## Source extract
——
As ever, we've also added a couple of honourable mentions at the end, at least one of which may surprise you. Feel free to add your own choices in the comments section below.
10.
Vladimir Tsastsin - EstDomains
Shaun Nichols: It's not that Tsastsin did a bad job running his
company; he did after all turn it into a rather successful registrar, albeit a
notoriously shady one. The problem was that he also pretty much destroyed the
company singlehandedly when he was convicted on several counts of fraud and
money laundering.
Although Tsastsin says he no longer holds the top position at the company, and that he is appealing against the conviction, Icann decided that the case was serious enough to warrant pulling EstDomains' accreditation, effectively killing the company.
Iain Thomson: Shaun was very brave in nominating Tsastsin and I applaud him for it, considering the low cost of Mafia hitmen. I would like to point out to them that this was his decision, and I think Tsastsin is a lovely man who is kind to puppies.
But seriously, for Icann to have actually stirred itself into action EstDomains must have been doing something really bad. Icann usually shows all the drive and purpose of a week-old beached whale, and that it took action at all shows Tsastsin deserves to make the list.
But there's a serious point to this. Spam and malware don't just appear from the blue; they need people to facilitate them. As we've seen with McColo and Intercage these companies make life hell for the rest of us, and anything that can be done to make life difficult for them should be done.
9.
Patricia Dunn - HP
Shaun Nichols: Technically, Dunn shouldn't be on this list. She was,
after all, on the board of directors and chairman at HP. However, Dunn's ability
to totally screw up the company she helped direct was just as destructive as any
chief executive, so we'll cheat a bit and add her to this list.
Dunn, of course, was the person who masterminded HP's 2006 investigation into the source of boardroom leaks. Dubbed Kona 2, the investigation was successful in rooting out the director responsible for the leaks (George Keyworth) but the methods caused far greater problems for the company than any leaked story.
——
## Complete the following
**1.** Write out the passage of the article ranking executives starting at "But there's a" and ending at "to this list.".
**2.** Pick up the article ranking executives after its final sentence and keep writing.
——
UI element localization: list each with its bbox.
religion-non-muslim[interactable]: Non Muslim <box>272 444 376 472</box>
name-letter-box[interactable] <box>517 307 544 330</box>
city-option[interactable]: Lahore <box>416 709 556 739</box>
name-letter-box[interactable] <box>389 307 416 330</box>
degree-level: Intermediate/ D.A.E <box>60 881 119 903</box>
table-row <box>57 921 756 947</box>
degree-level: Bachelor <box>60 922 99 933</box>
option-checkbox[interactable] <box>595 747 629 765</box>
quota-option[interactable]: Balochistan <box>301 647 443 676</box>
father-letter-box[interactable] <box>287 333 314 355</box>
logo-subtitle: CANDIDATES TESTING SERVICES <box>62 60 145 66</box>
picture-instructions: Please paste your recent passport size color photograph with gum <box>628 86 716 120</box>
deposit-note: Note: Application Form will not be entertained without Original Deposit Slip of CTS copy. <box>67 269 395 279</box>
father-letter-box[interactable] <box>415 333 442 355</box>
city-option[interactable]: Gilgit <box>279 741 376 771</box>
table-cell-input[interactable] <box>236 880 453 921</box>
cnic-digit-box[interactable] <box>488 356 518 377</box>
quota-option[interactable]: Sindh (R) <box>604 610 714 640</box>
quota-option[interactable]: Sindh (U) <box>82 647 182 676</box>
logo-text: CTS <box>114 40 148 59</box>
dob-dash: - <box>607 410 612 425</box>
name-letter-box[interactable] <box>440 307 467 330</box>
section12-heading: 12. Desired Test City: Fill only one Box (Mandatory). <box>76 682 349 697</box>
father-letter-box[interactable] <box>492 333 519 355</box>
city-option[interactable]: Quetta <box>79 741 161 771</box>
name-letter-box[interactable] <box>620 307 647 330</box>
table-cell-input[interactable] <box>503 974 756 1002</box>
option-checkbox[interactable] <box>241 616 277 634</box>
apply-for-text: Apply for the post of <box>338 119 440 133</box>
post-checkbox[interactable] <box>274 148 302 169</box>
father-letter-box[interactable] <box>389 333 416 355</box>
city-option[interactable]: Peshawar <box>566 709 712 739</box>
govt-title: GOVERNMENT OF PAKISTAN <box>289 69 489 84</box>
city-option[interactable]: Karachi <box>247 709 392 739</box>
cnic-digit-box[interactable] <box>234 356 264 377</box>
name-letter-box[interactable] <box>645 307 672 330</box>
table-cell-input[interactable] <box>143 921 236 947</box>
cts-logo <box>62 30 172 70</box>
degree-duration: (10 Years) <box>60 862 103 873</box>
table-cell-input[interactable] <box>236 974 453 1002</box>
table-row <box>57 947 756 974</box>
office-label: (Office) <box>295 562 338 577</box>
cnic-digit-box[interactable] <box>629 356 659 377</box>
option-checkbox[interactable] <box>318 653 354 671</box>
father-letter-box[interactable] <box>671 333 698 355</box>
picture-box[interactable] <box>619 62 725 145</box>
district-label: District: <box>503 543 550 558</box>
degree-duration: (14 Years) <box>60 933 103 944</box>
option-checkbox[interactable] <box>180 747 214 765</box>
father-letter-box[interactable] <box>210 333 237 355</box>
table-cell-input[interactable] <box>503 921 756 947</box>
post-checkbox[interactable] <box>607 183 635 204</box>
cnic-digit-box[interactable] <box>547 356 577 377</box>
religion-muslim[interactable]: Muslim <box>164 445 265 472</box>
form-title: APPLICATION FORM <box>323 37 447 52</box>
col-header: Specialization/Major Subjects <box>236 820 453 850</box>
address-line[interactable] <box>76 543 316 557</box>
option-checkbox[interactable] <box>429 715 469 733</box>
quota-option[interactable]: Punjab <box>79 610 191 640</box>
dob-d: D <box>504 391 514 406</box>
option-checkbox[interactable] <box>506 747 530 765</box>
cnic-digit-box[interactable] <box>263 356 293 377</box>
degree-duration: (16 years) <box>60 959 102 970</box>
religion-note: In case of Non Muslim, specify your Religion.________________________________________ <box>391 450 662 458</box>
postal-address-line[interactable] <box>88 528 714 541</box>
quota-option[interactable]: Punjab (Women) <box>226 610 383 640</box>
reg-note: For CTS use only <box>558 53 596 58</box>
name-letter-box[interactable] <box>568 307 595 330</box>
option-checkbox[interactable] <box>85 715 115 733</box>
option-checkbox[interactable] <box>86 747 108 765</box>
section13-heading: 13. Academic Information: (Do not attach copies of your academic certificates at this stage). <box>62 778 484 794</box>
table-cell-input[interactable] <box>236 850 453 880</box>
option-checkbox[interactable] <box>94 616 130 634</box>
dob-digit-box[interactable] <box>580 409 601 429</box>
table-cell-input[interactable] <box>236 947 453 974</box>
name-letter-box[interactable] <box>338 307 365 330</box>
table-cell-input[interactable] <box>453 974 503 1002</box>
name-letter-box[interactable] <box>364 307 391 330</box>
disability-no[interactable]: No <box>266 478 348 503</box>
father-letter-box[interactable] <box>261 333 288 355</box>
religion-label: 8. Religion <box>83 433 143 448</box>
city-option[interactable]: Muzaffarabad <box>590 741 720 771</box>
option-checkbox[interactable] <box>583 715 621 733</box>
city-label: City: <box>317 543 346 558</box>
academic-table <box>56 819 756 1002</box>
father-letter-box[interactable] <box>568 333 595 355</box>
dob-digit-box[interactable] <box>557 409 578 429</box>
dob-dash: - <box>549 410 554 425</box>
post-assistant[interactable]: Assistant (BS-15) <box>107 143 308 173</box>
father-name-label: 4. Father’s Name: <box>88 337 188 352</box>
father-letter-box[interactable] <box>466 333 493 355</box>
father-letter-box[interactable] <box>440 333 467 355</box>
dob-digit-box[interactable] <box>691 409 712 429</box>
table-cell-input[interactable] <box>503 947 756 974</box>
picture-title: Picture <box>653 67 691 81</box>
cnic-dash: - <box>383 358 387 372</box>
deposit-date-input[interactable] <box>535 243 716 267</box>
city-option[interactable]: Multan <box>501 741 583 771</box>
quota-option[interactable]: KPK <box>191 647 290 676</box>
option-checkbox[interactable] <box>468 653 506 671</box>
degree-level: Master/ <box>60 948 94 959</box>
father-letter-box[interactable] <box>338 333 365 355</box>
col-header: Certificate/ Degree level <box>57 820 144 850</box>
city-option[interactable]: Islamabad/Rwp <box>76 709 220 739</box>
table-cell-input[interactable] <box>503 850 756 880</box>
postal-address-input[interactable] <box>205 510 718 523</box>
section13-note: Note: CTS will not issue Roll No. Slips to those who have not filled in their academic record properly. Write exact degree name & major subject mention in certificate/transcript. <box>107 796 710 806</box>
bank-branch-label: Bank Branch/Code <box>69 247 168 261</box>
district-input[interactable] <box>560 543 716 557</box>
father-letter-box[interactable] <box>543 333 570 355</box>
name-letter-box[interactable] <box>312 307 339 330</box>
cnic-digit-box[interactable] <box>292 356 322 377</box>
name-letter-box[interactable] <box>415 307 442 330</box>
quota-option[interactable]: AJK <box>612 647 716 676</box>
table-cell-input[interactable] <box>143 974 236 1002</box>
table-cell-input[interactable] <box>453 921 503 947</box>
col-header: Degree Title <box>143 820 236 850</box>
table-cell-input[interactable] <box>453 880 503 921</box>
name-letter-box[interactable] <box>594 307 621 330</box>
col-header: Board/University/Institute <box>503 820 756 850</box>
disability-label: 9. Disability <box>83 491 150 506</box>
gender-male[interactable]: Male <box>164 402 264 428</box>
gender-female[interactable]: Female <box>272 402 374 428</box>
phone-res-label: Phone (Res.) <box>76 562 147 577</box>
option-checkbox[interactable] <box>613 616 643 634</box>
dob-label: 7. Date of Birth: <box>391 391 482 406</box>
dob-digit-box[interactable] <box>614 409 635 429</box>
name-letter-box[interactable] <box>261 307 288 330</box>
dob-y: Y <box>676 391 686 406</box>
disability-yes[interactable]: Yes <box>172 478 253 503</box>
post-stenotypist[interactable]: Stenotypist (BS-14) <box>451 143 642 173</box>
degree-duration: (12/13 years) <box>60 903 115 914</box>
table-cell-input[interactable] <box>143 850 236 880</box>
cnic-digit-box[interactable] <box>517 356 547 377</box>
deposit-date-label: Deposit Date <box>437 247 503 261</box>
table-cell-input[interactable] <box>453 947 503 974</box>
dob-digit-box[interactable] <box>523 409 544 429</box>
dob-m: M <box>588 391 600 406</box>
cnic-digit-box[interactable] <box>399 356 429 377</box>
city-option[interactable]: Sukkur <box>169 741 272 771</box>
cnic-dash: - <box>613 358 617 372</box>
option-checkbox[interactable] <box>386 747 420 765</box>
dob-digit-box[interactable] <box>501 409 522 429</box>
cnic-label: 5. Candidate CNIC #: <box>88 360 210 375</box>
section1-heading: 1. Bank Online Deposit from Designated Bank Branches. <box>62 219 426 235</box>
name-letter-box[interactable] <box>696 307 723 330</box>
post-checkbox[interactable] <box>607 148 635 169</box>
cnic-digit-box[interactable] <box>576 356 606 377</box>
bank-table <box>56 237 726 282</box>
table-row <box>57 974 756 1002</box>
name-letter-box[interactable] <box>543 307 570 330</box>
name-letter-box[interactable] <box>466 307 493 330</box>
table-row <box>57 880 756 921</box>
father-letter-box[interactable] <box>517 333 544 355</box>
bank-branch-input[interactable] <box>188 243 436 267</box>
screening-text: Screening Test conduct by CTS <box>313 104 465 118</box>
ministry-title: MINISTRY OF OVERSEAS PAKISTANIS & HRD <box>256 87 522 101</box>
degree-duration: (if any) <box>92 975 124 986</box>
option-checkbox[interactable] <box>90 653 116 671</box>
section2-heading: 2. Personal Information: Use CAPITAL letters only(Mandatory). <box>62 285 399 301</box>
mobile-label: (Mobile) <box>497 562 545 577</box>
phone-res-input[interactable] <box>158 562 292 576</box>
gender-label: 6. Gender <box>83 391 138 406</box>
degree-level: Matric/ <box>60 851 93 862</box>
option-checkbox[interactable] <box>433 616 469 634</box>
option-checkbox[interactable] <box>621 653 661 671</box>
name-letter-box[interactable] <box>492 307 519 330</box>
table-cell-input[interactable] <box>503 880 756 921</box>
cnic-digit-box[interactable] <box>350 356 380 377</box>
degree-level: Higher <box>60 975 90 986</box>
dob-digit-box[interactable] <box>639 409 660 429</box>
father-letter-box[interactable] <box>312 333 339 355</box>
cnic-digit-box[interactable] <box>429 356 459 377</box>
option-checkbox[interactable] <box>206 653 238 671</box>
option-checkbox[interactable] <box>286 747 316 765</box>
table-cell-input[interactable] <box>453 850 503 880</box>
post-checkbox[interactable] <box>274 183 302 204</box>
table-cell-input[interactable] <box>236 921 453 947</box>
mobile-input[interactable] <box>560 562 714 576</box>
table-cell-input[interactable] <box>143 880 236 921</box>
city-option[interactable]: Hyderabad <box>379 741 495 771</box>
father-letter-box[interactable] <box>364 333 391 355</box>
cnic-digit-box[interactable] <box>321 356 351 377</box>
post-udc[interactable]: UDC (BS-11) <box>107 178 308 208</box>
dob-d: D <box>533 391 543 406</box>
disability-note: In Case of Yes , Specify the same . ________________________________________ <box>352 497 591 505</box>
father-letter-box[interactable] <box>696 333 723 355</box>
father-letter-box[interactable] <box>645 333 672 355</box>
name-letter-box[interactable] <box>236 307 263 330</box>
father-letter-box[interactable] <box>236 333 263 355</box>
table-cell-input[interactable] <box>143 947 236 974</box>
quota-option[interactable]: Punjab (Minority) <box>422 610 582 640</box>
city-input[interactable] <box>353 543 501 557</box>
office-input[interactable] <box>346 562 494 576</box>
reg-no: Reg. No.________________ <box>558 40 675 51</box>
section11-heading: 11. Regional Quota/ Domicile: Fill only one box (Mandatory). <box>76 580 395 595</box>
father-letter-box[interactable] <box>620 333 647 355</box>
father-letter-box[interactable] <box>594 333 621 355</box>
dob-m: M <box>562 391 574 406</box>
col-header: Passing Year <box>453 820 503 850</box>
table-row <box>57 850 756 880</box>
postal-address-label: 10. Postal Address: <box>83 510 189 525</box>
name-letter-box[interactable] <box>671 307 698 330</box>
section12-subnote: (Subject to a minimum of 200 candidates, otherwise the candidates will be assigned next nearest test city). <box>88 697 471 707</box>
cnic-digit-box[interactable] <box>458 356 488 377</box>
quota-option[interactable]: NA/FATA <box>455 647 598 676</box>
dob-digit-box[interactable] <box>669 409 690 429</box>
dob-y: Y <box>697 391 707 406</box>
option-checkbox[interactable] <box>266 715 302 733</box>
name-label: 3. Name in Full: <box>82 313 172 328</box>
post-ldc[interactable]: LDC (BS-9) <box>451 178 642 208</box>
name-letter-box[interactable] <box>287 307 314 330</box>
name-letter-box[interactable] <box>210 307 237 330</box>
——
## Responses for each task
**1.**
But there's a serious point to this. Spam and malware don't just appear from the blue; they need people to facilitate them. As we've seen with McColo and Intercage these companies make life hell for the rest of us, and anything that can be done to make life difficult for them should be done.
9.
Patricia Dunn - HP
Shaun Nichols: Technically, Dunn shouldn't be on this list. She was,
after all, on the board of directors and chairman at HP. However, Dunn's ability
to totally screw up the company she helped direct was just as destructive as any
chief executive, so we'll cheat a bit and add her to this list.

**2.**
Investigators used a variety of less-than-legal methods to obtain the information. Most notably, they obtained phone records for reporters and board members by way of 'pretexting', or calling carriers and lying about their identities. Spyware-laced emails were also sent, and Dunn was even said to be mulling over the placement of spies in newsrooms.
The results were, of course, disastrous for HP as a company and all those involved in the case. It faced a public relations nightmare, and Dunn found herself among five people who were charged with conspiracy and fraud.
Iain Thomson: The irony is that were it not for the honourable nature of one HP director this story would never have got out.
Tom Perkins resigned from the board when the tactics were announced, and eventually leaked the story after it became clear that HP was not going to reveal the reason for his departure to the US Securities and Exchange Commission. Even when it all came out Dunn continued to cling to power until a sustained campaign by Perkins did her in.
In her defence it is entirely possible that Dunn had no idea that illegal measures were being used to get the information she wanted. But the fact that she was prepared to launch the investigation at all shows serious deficiencies of character. To sit in board meetings with people she was spying on and look them in the eye takes some chutzpah.
But to compound the error all she had to do was ask who the informant was. When she exposed Keyworth he said as much himself, but it doesn't seem to have occurred to her to do so. All in all a sad end to her career.
8.
Terry Semel - Yahoo
Shaun Nichols: While Jerry Yang takes the blame for the recent
spectacular collapse of Yahoo, Semel definitely gets an assist. Once the big
bully on the block (albeit one hit heavily by the dotcom bust)
Semel's
reign saw Yahoo waste away from a can't-miss internet titan to an ageing
firm with little focus and an
eroding
revenue base.
When Semel left, the company found itself mired with a pack of unprofitable ventures described by one vice president as "peanut butter spread thinly on a slice of bread", and far behind rival Google, which Semel once reportedly balked at a chance to acquire. Semel was also linked to failed attempts to buy Facebook and YouTube.
The departure of Semel almost certainly caused some optimism among Yahoo employees, many of whom must have thought that his successor couldn't possibly do any worse. As we will see later in the list, however, those thoughts were proved very, very wrong.
Iain Thomson: Semel was a curse on Yahoo, and a very expensive one. When you look at how much money he took from the company in salary and bonuses, and compare it to the results he achieved, the dichotomy becomes clear.
Under his reign Yahoo went from being one of the biggest names in the internet industry to being an also-ran fought over by bigger and better companies. Yahoo had no focus, no drive and no new ideas.
But what I really dislike about the man is that he approved the handing over of customer details to the Chinese authorities, leading to long jail sentences for people whose only 'crime' was free speech, a right built into the Chinese constitution even if ignored. Add in the harm it did Yahoo's reputation and you've got a huge mistake.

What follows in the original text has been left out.